* Problem details: Output every line of the data exactly as it appears.

* Dataset content:
• • • • • • •

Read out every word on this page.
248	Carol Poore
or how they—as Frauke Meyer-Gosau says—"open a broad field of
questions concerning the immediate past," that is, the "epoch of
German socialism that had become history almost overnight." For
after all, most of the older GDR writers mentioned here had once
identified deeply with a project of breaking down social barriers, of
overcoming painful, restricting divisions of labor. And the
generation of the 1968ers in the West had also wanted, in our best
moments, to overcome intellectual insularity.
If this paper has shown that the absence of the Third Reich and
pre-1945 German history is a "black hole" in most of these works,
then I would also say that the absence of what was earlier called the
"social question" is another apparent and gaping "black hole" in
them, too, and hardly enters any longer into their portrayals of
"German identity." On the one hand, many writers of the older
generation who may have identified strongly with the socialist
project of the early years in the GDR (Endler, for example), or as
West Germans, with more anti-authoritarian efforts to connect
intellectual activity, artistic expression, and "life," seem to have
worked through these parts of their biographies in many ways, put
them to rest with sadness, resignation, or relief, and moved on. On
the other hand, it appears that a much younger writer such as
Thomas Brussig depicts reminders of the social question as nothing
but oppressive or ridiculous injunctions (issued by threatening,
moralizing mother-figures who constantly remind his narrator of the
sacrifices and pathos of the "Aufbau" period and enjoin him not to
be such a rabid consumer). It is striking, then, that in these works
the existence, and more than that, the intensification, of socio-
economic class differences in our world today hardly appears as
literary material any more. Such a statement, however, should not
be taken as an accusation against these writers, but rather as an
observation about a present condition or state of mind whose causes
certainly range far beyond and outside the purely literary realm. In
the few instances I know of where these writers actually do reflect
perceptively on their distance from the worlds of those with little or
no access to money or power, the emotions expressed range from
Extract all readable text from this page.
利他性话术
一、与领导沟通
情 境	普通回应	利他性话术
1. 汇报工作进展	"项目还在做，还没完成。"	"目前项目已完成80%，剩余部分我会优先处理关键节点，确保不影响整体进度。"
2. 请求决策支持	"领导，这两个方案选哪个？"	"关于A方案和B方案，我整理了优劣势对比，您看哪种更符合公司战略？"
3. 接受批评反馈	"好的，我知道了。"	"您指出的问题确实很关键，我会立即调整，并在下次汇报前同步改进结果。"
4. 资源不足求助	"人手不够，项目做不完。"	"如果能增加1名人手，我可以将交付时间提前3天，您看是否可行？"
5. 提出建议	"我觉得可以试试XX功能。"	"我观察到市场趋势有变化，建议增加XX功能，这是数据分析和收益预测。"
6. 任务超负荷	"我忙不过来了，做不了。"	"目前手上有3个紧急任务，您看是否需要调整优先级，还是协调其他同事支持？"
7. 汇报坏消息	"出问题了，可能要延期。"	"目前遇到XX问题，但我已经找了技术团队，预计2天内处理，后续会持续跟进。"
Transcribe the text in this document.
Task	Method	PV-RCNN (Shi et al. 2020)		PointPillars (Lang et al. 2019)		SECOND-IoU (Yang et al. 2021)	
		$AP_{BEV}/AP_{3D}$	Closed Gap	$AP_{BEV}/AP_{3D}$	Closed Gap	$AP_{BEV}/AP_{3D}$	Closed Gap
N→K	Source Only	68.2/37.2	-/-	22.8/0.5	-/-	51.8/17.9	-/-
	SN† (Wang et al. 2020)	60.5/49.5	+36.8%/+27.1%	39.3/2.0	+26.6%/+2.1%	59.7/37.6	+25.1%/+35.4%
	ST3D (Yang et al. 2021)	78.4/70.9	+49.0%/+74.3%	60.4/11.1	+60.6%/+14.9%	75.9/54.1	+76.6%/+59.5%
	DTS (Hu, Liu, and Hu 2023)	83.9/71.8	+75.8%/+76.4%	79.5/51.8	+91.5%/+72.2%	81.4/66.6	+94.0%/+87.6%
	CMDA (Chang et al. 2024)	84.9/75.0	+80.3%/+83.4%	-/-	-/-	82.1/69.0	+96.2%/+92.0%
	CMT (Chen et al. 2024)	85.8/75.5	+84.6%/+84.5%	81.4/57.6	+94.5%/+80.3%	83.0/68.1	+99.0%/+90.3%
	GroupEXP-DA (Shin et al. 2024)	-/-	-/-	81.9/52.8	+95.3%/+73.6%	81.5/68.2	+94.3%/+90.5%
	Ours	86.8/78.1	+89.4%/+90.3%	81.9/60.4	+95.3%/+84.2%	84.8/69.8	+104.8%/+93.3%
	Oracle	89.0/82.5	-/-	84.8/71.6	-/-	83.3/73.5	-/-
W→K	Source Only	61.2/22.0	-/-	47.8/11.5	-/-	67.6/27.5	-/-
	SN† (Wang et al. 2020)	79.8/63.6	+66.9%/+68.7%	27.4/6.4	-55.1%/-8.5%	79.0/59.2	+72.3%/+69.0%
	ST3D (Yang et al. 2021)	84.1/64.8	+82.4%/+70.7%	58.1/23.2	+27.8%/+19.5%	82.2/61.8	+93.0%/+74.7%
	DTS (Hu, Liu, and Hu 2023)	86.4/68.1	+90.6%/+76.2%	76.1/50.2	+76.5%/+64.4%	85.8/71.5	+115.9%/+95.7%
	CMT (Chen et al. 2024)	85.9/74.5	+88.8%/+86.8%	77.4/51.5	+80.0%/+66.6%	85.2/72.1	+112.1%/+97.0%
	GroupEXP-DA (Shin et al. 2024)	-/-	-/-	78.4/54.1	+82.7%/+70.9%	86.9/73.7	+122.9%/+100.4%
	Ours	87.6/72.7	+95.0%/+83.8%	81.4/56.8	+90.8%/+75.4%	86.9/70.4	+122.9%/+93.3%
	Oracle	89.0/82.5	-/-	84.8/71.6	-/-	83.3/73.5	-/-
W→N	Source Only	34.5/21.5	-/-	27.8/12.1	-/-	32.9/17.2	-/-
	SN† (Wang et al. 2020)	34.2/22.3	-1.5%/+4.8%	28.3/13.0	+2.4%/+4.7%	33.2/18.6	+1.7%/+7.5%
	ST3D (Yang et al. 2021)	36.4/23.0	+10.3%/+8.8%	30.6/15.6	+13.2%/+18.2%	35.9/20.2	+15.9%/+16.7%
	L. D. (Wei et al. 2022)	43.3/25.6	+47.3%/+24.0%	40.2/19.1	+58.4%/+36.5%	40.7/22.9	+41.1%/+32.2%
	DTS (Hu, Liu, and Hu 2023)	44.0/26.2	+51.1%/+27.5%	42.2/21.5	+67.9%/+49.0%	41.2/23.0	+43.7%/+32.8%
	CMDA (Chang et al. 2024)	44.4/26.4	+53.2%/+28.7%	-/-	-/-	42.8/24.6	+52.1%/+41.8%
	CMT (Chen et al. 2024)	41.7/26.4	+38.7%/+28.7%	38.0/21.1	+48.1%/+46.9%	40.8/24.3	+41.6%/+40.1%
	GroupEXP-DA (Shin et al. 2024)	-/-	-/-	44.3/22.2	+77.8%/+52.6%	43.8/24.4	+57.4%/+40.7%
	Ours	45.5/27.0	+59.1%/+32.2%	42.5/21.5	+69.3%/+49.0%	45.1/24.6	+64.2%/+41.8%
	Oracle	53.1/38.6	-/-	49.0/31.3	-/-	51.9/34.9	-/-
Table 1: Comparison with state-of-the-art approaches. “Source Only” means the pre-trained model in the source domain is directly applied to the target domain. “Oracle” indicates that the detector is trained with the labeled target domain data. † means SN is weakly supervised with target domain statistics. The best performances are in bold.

• • • • • • •

* Correct answer:
Read out every word on this page.
248	Carol Poore
or how they—as Frauke Meyer-Gosau says—"open a broad field of
questions concerning the immediate past," that is, the "epoch of
German socialism that had become history almost overnight." For
after all, most of the older GDR writers mentioned here had once
identified deeply with a project of breaking down social barriers, of
overcoming painful, restricting divisions of labor. And the
generation of the 1968ers in the West had also wanted, in our best
moments, to overcome intellectual insularity.
If this paper has shown that the absence of the Third Reich and
pre-1945 German history is a "black hole" in most of these works,
then I would also say that the absence of what was earlier called the
"social question" is another apparent and gaping "black hole" in
them, too, and hardly enters any longer into their portrayals of
"German identity." On the one hand, many writers of the older
generation who may have identified strongly with the socialist
project of the early years in the GDR (Endler, for example), or as
West Germans, with more anti-authoritarian efforts to connect
intellectual activity, artistic expression, and "life," seem to have
worked through these parts of their biographies in many ways, put
them to rest with sadness, resignation, or relief, and moved on. On
the other hand, it appears that a much younger writer such as
Thomas Brussig depicts reminders of the social question as nothing
but oppressive or ridiculous injunctions (issued by threatening,
moralizing mother-figures who constantly remind his narrator of the
sacrifices and pathos of the "Aufbau" period and enjoin him not to
be such a rabid consumer). It is striking, then, that in these works
the existence, and more than that, the intensification, of socio-
economic class differences in our world today hardly appears as
literary material any more. Such a statement, however, should not
be taken as an accusation against these writers, but rather as an
observation about a present condition or state of mind whose causes
certainly range far beyond and outside the purely literary realm. In
the few instances I know of where these writers actually do reflect
perceptively on their distance from the worlds of those with little or
no access to money or power, the emotions expressed range from
Extract all readable text from this page.
利他性话术
一、与领导沟通
情 境	普通回应	利他性话术
1. 汇报工作进展	"项目还在做，还没完成。"	"目前项目已完成80%，剩余部分我会优先处理关键节点，确保不影响整体进度。"
2. 请求决策支持	"领导，这两个方案选哪个？"	"关于A方案和B方案，我整理了优劣势对比，您看哪种更符合公司战略？"
3. 接受批评反馈	"好的，我知道了。"	"您指出的问题确实很关键，我会立即调整，并在下次汇报前同步改进结果。"
4. 资源不足求助	"人手不够，项目做不完。"	"如果能增加1名人手，我可以将交付时间提前3天，您看是否可行？"
5. 提出建议	"我觉得可以试试XX功能。"	"我观察到市场趋势有变化，建议增加XX功能，这是数据分析和收益预测。"
6. 任务超负荷	"我忙不过来了，做不了。"	"目前手上有3个紧急任务，您看是否需要调整优先级，还是协调其他同事支持？"
7. 汇报坏消息	"出问题了，可能要延期。"	"目前遇到XX问题，但我已经找了技术团队，预计2天内处理，后续会持续跟进。"
Transcribe the text in this document.
Task	Method	PV-RCNN (Shi et al. 2020)		PointPillars (Lang et al. 2019)		SECOND-IoU (Yang et al. 2021)	
		$AP_{BEV}/AP_{3D}$	Closed Gap	$AP_{BEV}/AP_{3D}$	Closed Gap	$AP_{BEV}/AP_{3D}$	Closed Gap
N→K	Source Only	68.2/37.2	-/-	22.8/0.5	-/-	51.8/17.9	-/-
	SN† (Wang et al. 2020)	60.5/49.5	+36.8%/+27.1%	39.3/2.0	+26.6%/+2.1%	59.7/37.6	+25.1%/+35.4%
	ST3D (Yang et al. 2021)	78.4/70.9	+49.0%/+74.3%	60.4/11.1	+60.6%/+14.9%	75.9/54.1	+76.6%/+59.5%
	DTS (Hu, Liu, and Hu 2023)	83.9/71.8	+75.8%/+76.4%	79.5/51.8	+91.5%/+72.2%	81.4/66.6	+94.0%/+87.6%
	CMDA (Chang et al. 2024)	84.9/75.0	+80.3%/+83.4%	-/-	-/-	82.1/69.0	+96.2%/+92.0%
	CMT (Chen et al. 2024)	85.8/75.5	+84.6%/+84.5%	81.4/57.6	+94.5%/+80.3%	83.0/68.1	+99.0%/+90.3%
	GroupEXP-DA (Shin et al. 2024)	-/-	-/-	81.9/52.8	+95.3%/+73.6%	81.5/68.2	+94.3%/+90.5%
	Ours	86.8/78.1	+89.4%/+90.3%	81.9/60.4	+95.3%/+84.2%	84.8/69.8	+104.8%/+93.3%
	Oracle	89.0/82.5	-/-	84.8/71.6	-/-	83.3/73.5	-/-
W→K	Source Only	61.2/22.0	-/-	47.8/11.5	-/-	67.6/27.5	-/-
	SN† (Wang et al. 2020)	79.8/63.6	+66.9%/+68.7%	27.4/6.4	-55.1%/-8.5%	79.0/59.2	+72.3%/+69.0%
	ST3D (Yang et al. 2021)	84.1/64.8	+82.4%/+70.7%	58.1/23.2	+27.8%/+19.5%	82.2/61.8	+93.0%/+74.7%
	DTS (Hu, Liu, and Hu 2023)	86.4/68.1	+90.6%/+76.2%	76.1/50.2	+76.5%/+64.4%	85.8/71.5	+115.9%/+95.7%
	CMT (Chen et al. 2024)	85.9/74.5	+88.8%/+86.8%	77.4/51.5	+80.0%/+66.6%	85.2/72.1	+112.1%/+97.0%
	GroupEXP-DA (Shin et al. 2024)	-/-	-/-	78.4/54.1	+82.7%/+70.9%	86.9/73.7	+122.9%/+100.4%
	Ours	87.6/72.7	+95.0%/+83.8%	81.4/56.8	+90.8%/+75.4%	86.9/70.4	+122.9%/+93.3%
	Oracle	89.0/82.5	-/-	84.8/71.6	-/-	83.3/73.5	-/-
W→N	Source Only	34.5/21.5	-/-	27.8/12.1	-/-	32.9/17.2	-/-
	SN† (Wang et al. 2020)	34.2/22.3	-1.5%/+4.8%	28.3/13.0	+2.4%/+4.7%	33.2/18.6	+1.7%/+7.5%
	ST3D (Yang et al. 2021)	36.4/23.0	+10.3%/+8.8%	30.6/15.6	+13.2%/+18.2%	35.9/20.2	+15.9%/+16.7%
	L. D. (Wei et al. 2022)	43.3/25.6	+47.3%/+24.0%	40.2/19.1	+58.4%/+36.5%	40.7/22.9	+41.1%/+32.2%
	DTS (Hu, Liu, and Hu 2023)	44.0/26.2	+51.1%/+27.5%	42.2/21.5	+67.9%/+49.0%	41.2/23.0	+43.7%/+32.8%
	CMDA (Chang et al. 2024)	44.4/26.4	+53.2%/+28.7%	-/-	-/-	42.8/24.6	+52.1%/+41.8%
	CMT (Chen et al. 2024)	41.7/26.4	+38.7%/+28.7%	38.0/21.1	+48.1%/+46.9%	40.8/24.3	+41.6%/+40.1%
	GroupEXP-DA (Shin et al. 2024)	-/-	-/-	44.3/22.2	+77.8%/+52.6%	43.8/24.4	+57.4%/+40.7%
	Ours	45.5/27.0	+59.1%/+32.2%	42.5/21.5	+69.3%/+49.0%	45.1/24.6	+64.2%/+41.8%
	Oracle	53.1/38.6	-/-	49.0/31.3	-/-	51.9/34.9	-/-
Table 1: Comparison with state-of-the-art approaches. “Source Only” means the pre-trained model in the source domain is directly applied to the target domain. “Oracle” indicates that the detector is trained with the labeled target domain data. † means SN is weakly supervised with target domain statistics. The best performances are in bold.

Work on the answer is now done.